>> BEGIN Records for the task
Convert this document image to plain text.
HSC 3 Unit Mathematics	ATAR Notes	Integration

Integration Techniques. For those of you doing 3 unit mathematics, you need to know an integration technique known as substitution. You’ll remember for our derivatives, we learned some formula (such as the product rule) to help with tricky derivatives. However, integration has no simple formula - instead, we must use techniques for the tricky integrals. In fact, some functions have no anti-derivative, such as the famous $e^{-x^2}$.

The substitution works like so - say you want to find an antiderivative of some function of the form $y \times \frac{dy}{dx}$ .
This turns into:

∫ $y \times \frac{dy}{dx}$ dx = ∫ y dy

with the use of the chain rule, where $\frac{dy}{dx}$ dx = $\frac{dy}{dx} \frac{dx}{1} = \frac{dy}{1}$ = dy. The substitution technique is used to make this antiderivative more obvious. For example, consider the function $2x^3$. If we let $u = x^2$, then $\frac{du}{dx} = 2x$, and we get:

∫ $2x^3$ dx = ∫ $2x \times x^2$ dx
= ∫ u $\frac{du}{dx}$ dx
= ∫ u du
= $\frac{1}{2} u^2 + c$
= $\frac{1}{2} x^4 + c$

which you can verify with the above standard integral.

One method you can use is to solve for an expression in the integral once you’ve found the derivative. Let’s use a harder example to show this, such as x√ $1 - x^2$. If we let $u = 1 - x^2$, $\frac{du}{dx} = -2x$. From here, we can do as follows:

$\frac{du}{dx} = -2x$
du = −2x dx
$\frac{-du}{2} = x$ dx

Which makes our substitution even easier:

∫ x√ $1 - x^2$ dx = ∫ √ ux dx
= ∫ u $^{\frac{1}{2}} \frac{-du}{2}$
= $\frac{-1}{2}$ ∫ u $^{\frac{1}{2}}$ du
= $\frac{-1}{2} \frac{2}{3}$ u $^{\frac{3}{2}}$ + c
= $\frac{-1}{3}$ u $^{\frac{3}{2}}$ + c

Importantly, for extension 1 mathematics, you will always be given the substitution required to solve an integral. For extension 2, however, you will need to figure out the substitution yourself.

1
>> END Records for the task
# [What to produce]
Copy out every line of the data above, exactly as given.

# [Written reply]
Convert this document image to plain text.
HSC 3 Unit Mathematics	ATAR Notes	Integration

Integration Techniques. For those of you doing 3 unit mathematics, you need to know an integration technique known as substitution. You’ll remember for our derivatives, we learned some formula (such as the product rule) to help with tricky derivatives. However, integration has no simple formula - instead, we must use techniques for the tricky integrals. In fact, some functions have no anti-derivative, such as the famous $e^{-x^2}$.

The substitution works like so - say you want to find an antiderivative of some function of the form $y \times \frac{dy}{dx}$ .
This turns into:

∫ $y \times \frac{dy}{dx}$ dx = ∫ y dy

with the use of the chain rule, where $\frac{dy}{dx}$ dx = $\frac{dy}{dx} \frac{dx}{1} = \frac{dy}{1}$ = dy. The substitution technique is used to make this antiderivative more obvious. For example, consider the function $2x^3$. If we let $u = x^2$, then $\frac{du}{dx} = 2x$, and we get:

∫ $2x^3$ dx = ∫ $2x \times x^2$ dx
= ∫ u $\frac{du}{dx}$ dx
= ∫ u du
= $\frac{1}{2} u^2 + c$
= $\frac{1}{2} x^4 + c$

which you can verify with the above standard integral.

One method you can use is to solve for an expression in the integral once you’ve found the derivative. Let’s use a harder example to show this, such as x√ $1 - x^2$. If we let $u = 1 - x^2$, $\frac{du}{dx} = -2x$. From here, we can do as follows:

$\frac{du}{dx} = -2x$
du = −2x dx
$\frac{-du}{2} = x$ dx

Which makes our substitution even easier:

∫ x√ $1 - x^2$ dx = ∫ √ ux dx
= ∫ u $^{\frac{1}{2}} \frac{-du}{2}$
= $\frac{-1}{2}$ ∫ u $^{\frac{1}{2}}$ du
= $\frac{-1}{2} \frac{2}{3}$ u $^{\frac{3}{2}}$ + c
= $\frac{-1}{3}$ u $^{\frac{3}{2}}$ + c

Importantly, for extension 1 mathematics, you will always be given the substitution required to solve an integral. For extension 2, however, you will need to figure out the substitution yourself.

1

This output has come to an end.